--- BEGIN ---

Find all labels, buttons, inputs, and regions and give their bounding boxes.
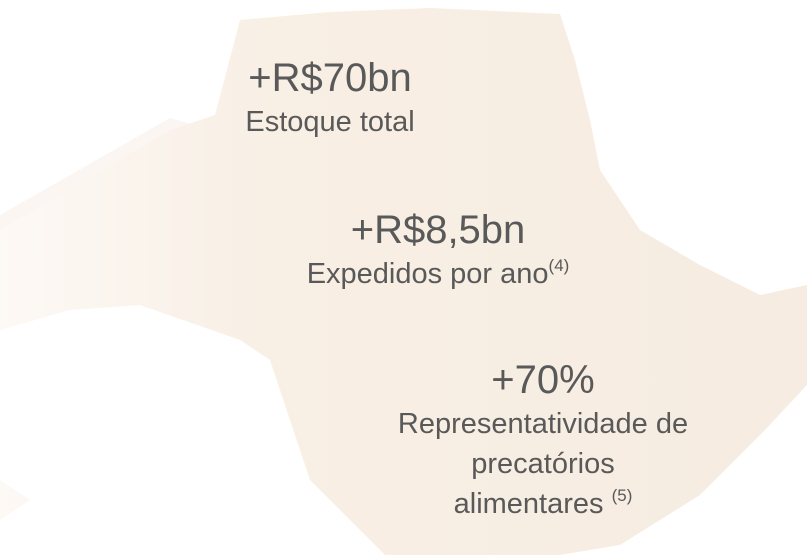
stat-value: +R$8,5bn [350,208,526,252]
stat: +70% Representatividade de precatórios a… [398,356,688,524]
stat-label: alimentares (5) [398,484,688,524]
stat-value: +R$70bn [248,56,412,100]
stat-label-text: Expedidos por ano [306,258,549,290]
stat-label: Expedidos por ano(4) [307,254,570,294]
stat-label: Estoque total [245,106,415,138]
stat: +R$70bn Estoque total [245,54,414,142]
stat-value: +70% [491,358,595,402]
stat-label-text: alimentares [453,488,604,520]
footnote: (5) [611,486,633,505]
stat-label: precatórios [471,448,615,480]
stat: +R$8,5bn Expedidos por ano(4) [307,206,570,294]
stat-label: Representatividade de [397,408,689,440]
footnote: (4) [548,256,570,275]
map-state [0,8,807,555]
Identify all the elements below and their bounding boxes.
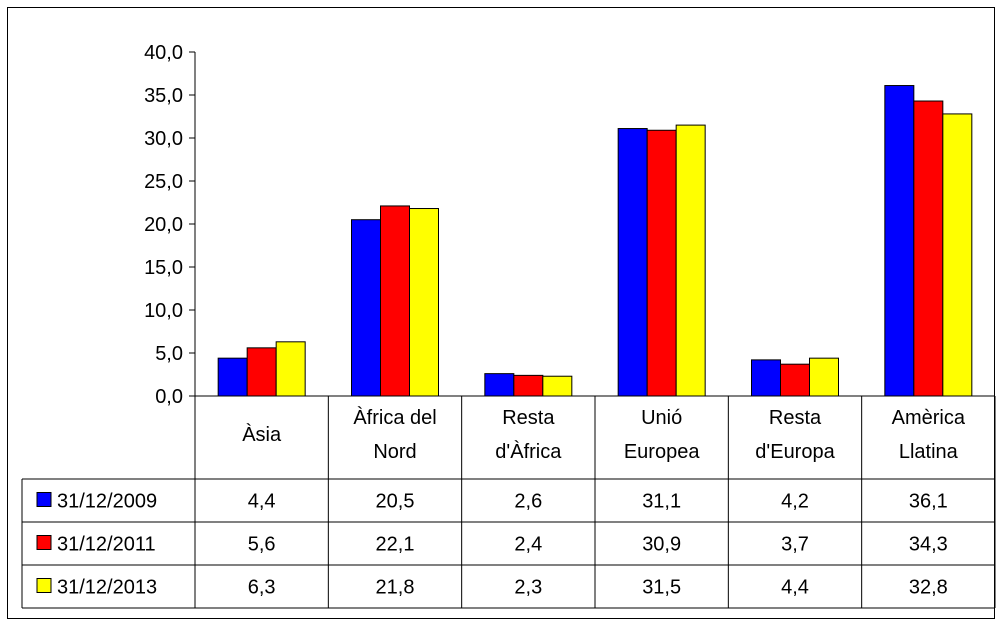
category-label: d'Europa — [755, 441, 835, 463]
category-label: d'Àfrica — [495, 440, 562, 463]
category-label: Resta — [769, 407, 822, 429]
bar — [542, 375, 573, 397]
bar — [275, 341, 306, 397]
data-table-value: 2,4 — [514, 534, 542, 556]
data-table-value: 20,5 — [376, 491, 415, 513]
category-label: Àsia — [242, 423, 282, 446]
data-table-value: 3,7 — [781, 534, 809, 556]
y-tick-label: 30,0 — [144, 128, 183, 150]
bar — [484, 373, 515, 397]
bar — [380, 205, 410, 397]
bar — [351, 219, 381, 397]
data-table-value: 30,9 — [642, 534, 681, 556]
legend-label: 31/12/2013 — [57, 577, 157, 599]
data-table-value: 34,3 — [909, 534, 948, 556]
data-table-value: 31,1 — [642, 491, 681, 513]
data-table-value: 2,6 — [514, 491, 542, 513]
bar — [884, 85, 915, 397]
category-label: Amèrica — [892, 407, 966, 429]
y-tick-label: 5,0 — [155, 343, 183, 365]
legend-swatch — [36, 578, 52, 593]
bar — [217, 357, 248, 397]
data-table-value: 22,1 — [376, 534, 415, 556]
bar — [617, 128, 648, 397]
bar — [809, 357, 839, 397]
data-table-value: 32,8 — [909, 577, 948, 599]
bar — [646, 129, 677, 397]
bar — [246, 347, 277, 397]
y-tick-label: 20,0 — [144, 214, 183, 236]
data-table-value: 5,6 — [248, 534, 276, 556]
data-table-value: 21,8 — [376, 577, 415, 599]
category-label: Nord — [373, 441, 416, 463]
category-label: Unió — [641, 407, 682, 429]
y-tick-label: 0,0 — [155, 386, 183, 408]
data-table-value: 4,4 — [248, 491, 276, 513]
bar — [513, 374, 544, 397]
y-tick-label: 25,0 — [144, 171, 183, 193]
data-table-value: 6,3 — [248, 577, 276, 599]
y-tick-label: 15,0 — [144, 257, 183, 279]
data-table-value: 2,3 — [514, 577, 542, 599]
y-tick-label: 35,0 — [144, 85, 183, 107]
data-table-value: 4,4 — [781, 577, 809, 599]
bar — [675, 124, 706, 397]
legend-label: 31/12/2009 — [57, 491, 157, 513]
bar — [780, 363, 810, 397]
legend-label: 31/12/2011 — [57, 534, 156, 556]
legend-swatch — [36, 492, 52, 507]
data-table-value: 4,2 — [781, 491, 809, 513]
category-label: Resta — [502, 407, 555, 429]
bar — [913, 100, 944, 397]
bar — [942, 113, 973, 397]
bar — [409, 208, 439, 397]
bar — [751, 359, 781, 397]
legend-swatch — [36, 535, 52, 550]
data-table-value: 31,5 — [642, 577, 681, 599]
category-label: Llatina — [899, 441, 959, 463]
y-tick-label: 40,0 — [144, 42, 183, 64]
data-table-value: 36,1 — [909, 491, 948, 513]
y-tick-label: 10,0 — [144, 300, 183, 322]
category-label: Àfrica del — [353, 406, 436, 429]
category-label: Europea — [624, 441, 700, 463]
chart-frame — [7, 7, 995, 619]
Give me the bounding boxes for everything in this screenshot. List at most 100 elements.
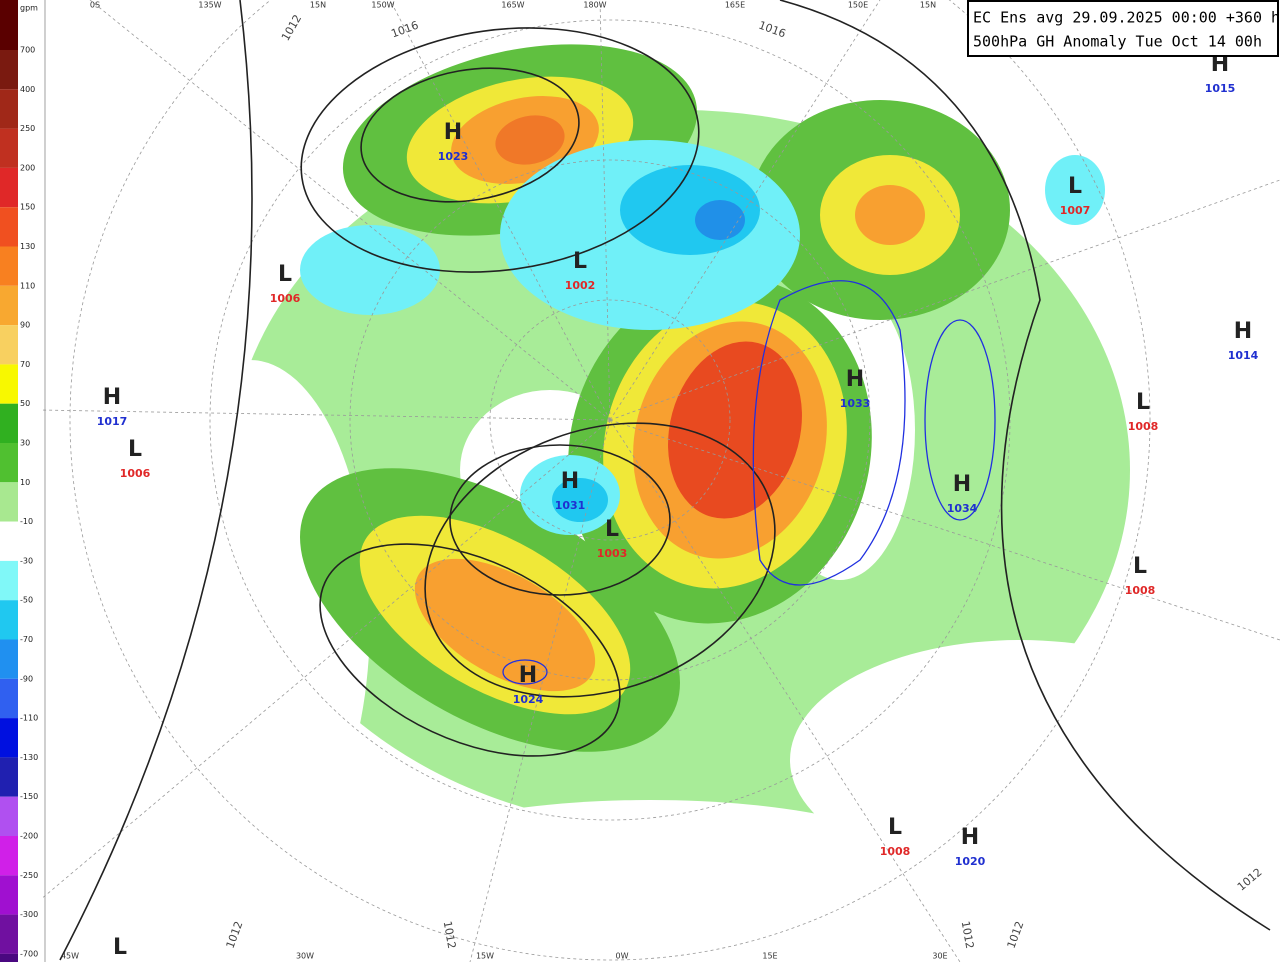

--- END ---

- _YOUR TASK_: Please copy the records from the line with "category-label: d'Europa —" to the line with "y-tick-label: 20,0 — [144, 214, 183, 236]", character for character.

- _RESPONSE TO THIS EXERCISE_:
category-label: d'Europa — [755, 441, 835, 463]
category-label: d'Àfrica — [495, 440, 562, 463]
category-label: Resta — [769, 407, 822, 429]
bar — [542, 375, 573, 397]
bar — [275, 341, 306, 397]
data-table-value: 2,4 — [514, 534, 542, 556]
data-table-value: 20,5 — [376, 491, 415, 513]
category-label: Àsia — [242, 423, 282, 446]
data-table-value: 3,7 — [781, 534, 809, 556]
y-tick-label: 30,0 — [144, 128, 183, 150]
bar — [484, 373, 515, 397]
bar — [380, 205, 410, 397]
bar — [351, 219, 381, 397]
data-table-value: 30,9 — [642, 534, 681, 556]
legend-label: 31/12/2013 — [57, 577, 157, 599]
data-table-value: 34,3 — [909, 534, 948, 556]
data-table-value: 31,1 — [642, 491, 681, 513]
data-table-value: 2,6 — [514, 491, 542, 513]
bar — [884, 85, 915, 397]
category-label: Amèrica — [892, 407, 966, 429]
y-tick-label: 5,0 — [155, 343, 183, 365]
legend-swatch — [36, 578, 52, 593]
bar — [217, 357, 248, 397]
data-table-value: 22,1 — [376, 534, 415, 556]
bar — [617, 128, 648, 397]
bar — [809, 357, 839, 397]
data-table-value: 32,8 — [909, 577, 948, 599]
bar — [646, 129, 677, 397]
bar — [246, 347, 277, 397]
y-tick-label: 20,0 — [144, 214, 183, 236]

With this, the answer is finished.